Locate every line in the records below that holds the word "Sarah" and return each one.

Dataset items
--------------------
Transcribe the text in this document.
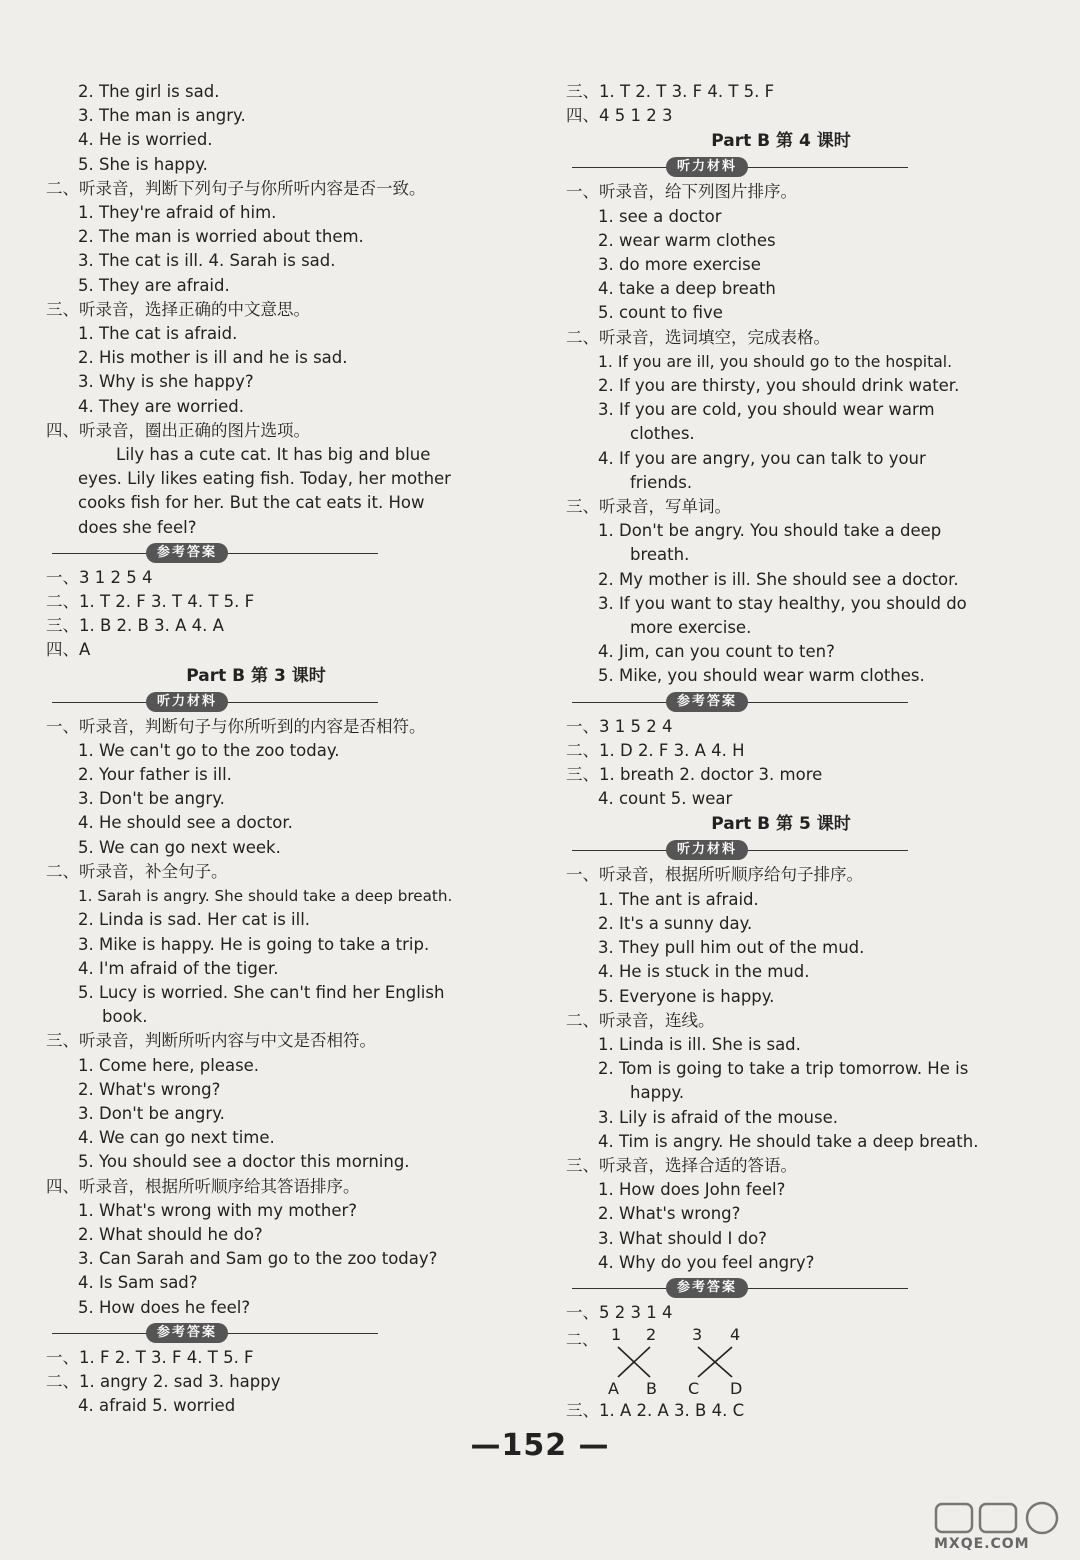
2. The girl is sad.
3. The man is angry.
4. He is worried.
5. She is happy.
二、听录音，判断下列句子与你所听内容是否一致。
1. They're afraid of him.
2. The man is worried about them.
3. The cat is ill. 4. Sarah is sad.
5. They are afraid.
三、听录音，选择正确的中文意思。
1. The cat is afraid.
2. His mother is ill and he is sad.
3. Why is she happy?
4. They are worried.
四、听录音，圈出正确的图片选项。
Lily has a cute cat. It has big and blue
eyes. Lily likes eating fish. Today, her mother
cooks fish for her. But the cat eats it. How
does she feel?
参考答案
一、3 1 2 5 4
二、1. T 2. F 3. T 4. T 5. F
三、1. B 2. B 3. A 4. A
四、A
Part B 第 3 课时
听力材料
一、听录音，判断句子与你所听到的内容是否相符。
1. We can't go to the zoo today.
2. Your father is ill.
3. Don't be angry.
4. He should see a doctor.
5. We can go next week.
二、听录音，补全句子。
1. Sarah is angry. She should take a deep breath.
2. Linda is sad. Her cat is ill.
3. Mike is happy. He is going to take a trip.
4. I'm afraid of the tiger.
5. Lucy is worried. She can't find her English
book.
三、听录音，判断所听内容与中文是否相符。
1. Come here, please.
2. What's wrong?
3. Don't be angry.
4. We can go next time.
5. You should see a doctor this morning.
四、听录音，根据所听顺序给其答语排序。
1. What's wrong with my mother?
2. What should he do?
3. Can Sarah and Sam go to the zoo today?
4. Is Sam sad?
5. How does he feel?
参考答案
一、1. F 2. T 3. F 4. T 5. F
二、1. angry 2. sad 3. happy
4. afraid 5. worried
三、1. T 2. T 3. F 4. T 5. F
四、4 5 1 2 3
Part B 第 4 课时
听力材料
一、听录音，给下列图片排序。
1. see a doctor
2. wear warm clothes
3. do more exercise
4. take a deep breath
5. count to five
二、听录音，选词填空，完成表格。
1. If you are ill, you should go to the hospital.
2. If you are thirsty, you should drink water.
3. If you are cold, you should wear warm
clothes.
4. If you are angry, you can talk to your
friends.
三、听录音，写单词。
1. Don't be angry. You should take a deep
breath.
2. My mother is ill. She should see a doctor.
3. If you want to stay healthy, you should do
more exercise.
4. Jim, can you count to ten?
5. Mike, you should wear warm clothes.
参考答案
一、3 1 5 2 4
二、1. D 2. F 3. A 4. H
三、1. breath 2. doctor 3. more
4. count 5. wear
Part B 第 5 课时
听力材料
一、听录音，根据所听顺序给句子排序。
1. The ant is afraid.
2. It's a sunny day.
3. They pull him out of the mud.
4. He is stuck in the mud.
5. Everyone is happy.
二、听录音，连线。
1. Linda is ill. She is sad.
2. Tom is going to take a trip tomorrow. He is
happy.
3. Lily is afraid of the mouse.
4. Tim is angry. He should take a deep breath.
三、听录音，选择合适的答语。
1. How does John feel?
2. What's wrong?
3. What should I do?
4. Why do you feel angry?
参考答案
一、5 2 3 1 4
二、 1 2 3 4
A B C D
三、1. A 2. A 3. B 4. C
—152 —
MXQE.COM
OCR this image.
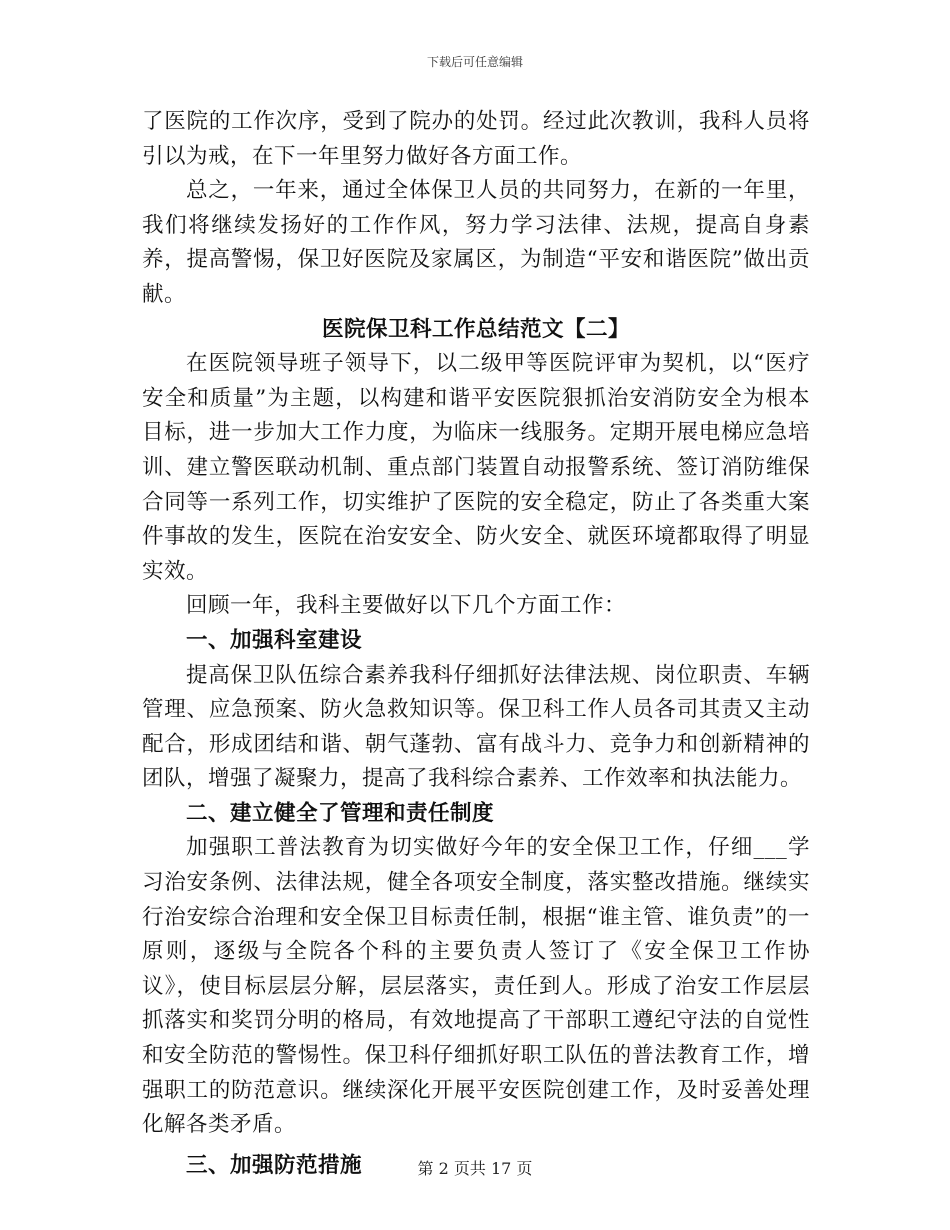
下载后可任意编辑

了医院的工作次序，受到了院办的处罚。经过此次教训，我科人员将引以为戒，在下一年里努力做好各方面工作。

总之，一年来，通过全体保卫人员的共同努力，在新的一年里，我们将继续发扬好的工作作风，努力学习法律、法规，提高自身素养，提高警惕，保卫好医院及家属区，为制造“平安和谐医院”做出贡献。

医院保卫科工作总结范文【二】

在医院领导班子领导下，以二级甲等医院评审为契机，以“医疗安全和质量”为主题，以构建和谐平安医院狠抓治安消防安全为根本目标，进一步加大工作力度，为临床一线服务。定期开展电梯应急培训、建立警医联动机制、重点部门装置自动报警系统、签订消防维保合同等一系列工作，切实维护了医院的安全稳定，防止了各类重大案件事故的发生，医院在治安安全、防火安全、就医环境都取得了明显实效。

回顾一年，我科主要做好以下几个方面工作：

一、加强科室建设

提高保卫队伍综合素养我科仔细抓好法律法规、岗位职责、车辆管理、应急预案、防火急救知识等。保卫科工作人员各司其责又主动配合，形成团结和谐、朝气蓬勃、富有战斗力、竞争力和创新精神的团队，增强了凝聚力，提高了我科综合素养、工作效率和执法能力。

二、建立健全了管理和责任制度

加强职工普法教育为切实做好今年的安全保卫工作，仔细___学习治安条例、法律法规，健全各项安全制度，落实整改措施。继续实行治安综合治理和安全保卫目标责任制，根据“谁主管、谁负责”的一原则，逐级与全院各个科的主要负责人签订了《安全保卫工作协议》，使目标层层分解，层层落实，责任到人。形成了治安工作层层抓落实和奖罚分明的格局，有效地提高了干部职工遵纪守法的自觉性和安全防范的警惕性。保卫科仔细抓好职工队伍的普法教育工作，增强职工的防范意识。继续深化开展平安医院创建工作，及时妥善处理化解各类矛盾。

三、加强防范措施	第 2 页共 17 页
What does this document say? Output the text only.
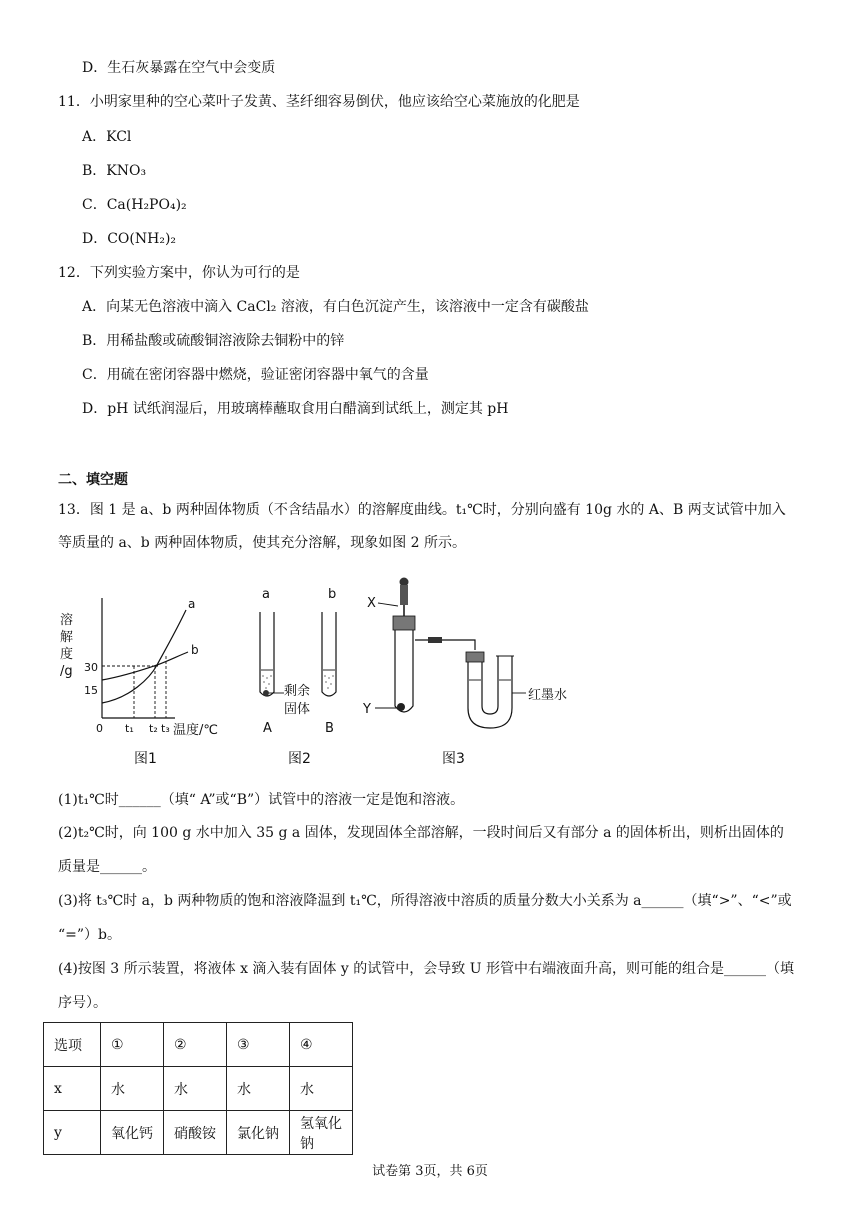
D．生石灰暴露在空气中会变质
11．小明家里种的空心菜叶子发黄、茎纤细容易倒伏，他应该给空心菜施放的化肥是
A．KCl
B．KNO₃
C．Ca(H₂PO₄)₂
D．CO(NH₂)₂
12．下列实验方案中，你认为可行的是
A．向某无色溶液中滴入 CaCl₂ 溶液，有白色沉淀产生，该溶液中一定含有碳酸盐
B．用稀盐酸或硫酸铜溶液除去铜粉中的锌
C．用硫在密闭容器中燃烧，验证密闭容器中氧气的含量
D．pH 试纸润湿后，用玻璃棒蘸取食用白醋滴到试纸上，测定其 pH
二、填空题
13．图 1 是 a、b 两种固体物质（不含结晶水）的溶解度曲线。t₁℃时，分别向盛有 10g 水的 A、B 两支试管中加入
等质量的 a、b 两种固体物质，使其充分溶解，现象如图 2 所示。
溶
解
度
/g 30
15
0
a
b
t₁ t₂ t₃ 温度/℃
图1
a	b
剩余
固体
A	B
图2
X
Y
红墨水
图3
(1)t₁℃时______（填“ A”或“B”）试管中的溶液一定是饱和溶液。
(2)t₂℃时，向 100 g 水中加入 35 g a 固体，发现固体全部溶解，一段时间后又有部分 a 的固体析出，则析出固体的
质量是______。
(3)将 t₃℃时 a，b 两种物质的饱和溶液降温到 t₁℃，所得溶液中溶质的质量分数大小关系为 a______（填“>”、“<”或
“=”）b。
(4)按图 3 所示装置，将液体 x 滴入装有固体 y 的试管中，会导致 U 形管中右端液面升高，则可能的组合是______（填
序号）。
选项	①	②	③	④
x	水	水	水	水
y	氧化钙	硝酸铵	氯化钠	氢氧化钠
试卷第 3页，共 6页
--------------------
=== RIGHT ANSWER ===
3. The cat is ill. 4. Sarah is sad.
1. Sarah is angry. She should take a deep breath.
3. Can Sarah and Sam go to the zoo today?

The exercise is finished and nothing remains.